-- begin Dataset records --

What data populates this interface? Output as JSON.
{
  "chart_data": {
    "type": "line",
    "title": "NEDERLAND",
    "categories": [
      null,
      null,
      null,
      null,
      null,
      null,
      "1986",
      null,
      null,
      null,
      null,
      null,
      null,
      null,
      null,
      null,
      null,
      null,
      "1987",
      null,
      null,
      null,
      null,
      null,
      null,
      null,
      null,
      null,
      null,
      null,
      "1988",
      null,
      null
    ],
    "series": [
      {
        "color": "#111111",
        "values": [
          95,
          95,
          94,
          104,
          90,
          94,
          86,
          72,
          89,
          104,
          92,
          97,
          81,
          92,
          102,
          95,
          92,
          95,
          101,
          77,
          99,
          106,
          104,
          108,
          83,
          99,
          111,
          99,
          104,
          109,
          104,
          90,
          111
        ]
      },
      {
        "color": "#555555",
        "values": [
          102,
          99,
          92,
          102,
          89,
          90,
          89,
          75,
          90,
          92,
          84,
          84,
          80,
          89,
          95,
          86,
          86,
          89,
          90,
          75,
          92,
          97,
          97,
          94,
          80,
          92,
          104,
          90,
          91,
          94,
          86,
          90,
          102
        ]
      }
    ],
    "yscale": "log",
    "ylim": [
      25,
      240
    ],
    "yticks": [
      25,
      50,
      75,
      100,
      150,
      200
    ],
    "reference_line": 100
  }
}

-- end Dataset records --

--- What is needed ---
Write the material out again word for word.

--- Solution for this problem ---
What data populates this interface? Output as JSON.
{
  "chart_data": {
    "type": "line",
    "title": "NEDERLAND",
    "categories": [
      null,
      null,
      null,
      null,
      null,
      null,
      "1986",
      null,
      null,
      null,
      null,
      null,
      null,
      null,
      null,
      null,
      null,
      null,
      "1987",
      null,
      null,
      null,
      null,
      null,
      null,
      null,
      null,
      null,
      null,
      null,
      "1988",
      null,
      null
    ],
    "series": [
      {
        "color": "#111111",
        "values": [
          95,
          95,
          94,
          104,
          90,
          94,
          86,
          72,
          89,
          104,
          92,
          97,
          81,
          92,
          102,
          95,
          92,
          95,
          101,
          77,
          99,
          106,
          104,
          108,
          83,
          99,
          111,
          99,
          104,
          109,
          104,
          90,
          111
        ]
      },
      {
        "color": "#555555",
        "values": [
          102,
          99,
          92,
          102,
          89,
          90,
          89,
          75,
          90,
          92,
          84,
          84,
          80,
          89,
          95,
          86,
          86,
          89,
          90,
          75,
          92,
          97,
          97,
          94,
          80,
          92,
          104,
          90,
          91,
          94,
          86,
          90,
          102
        ]
      }
    ],
    "yscale": "log",
    "ylim": [
      25,
      240
    ],
    "yticks": [
      25,
      50,
      75,
      100,
      150,
      200
    ],
    "reference_line": 100
  }
}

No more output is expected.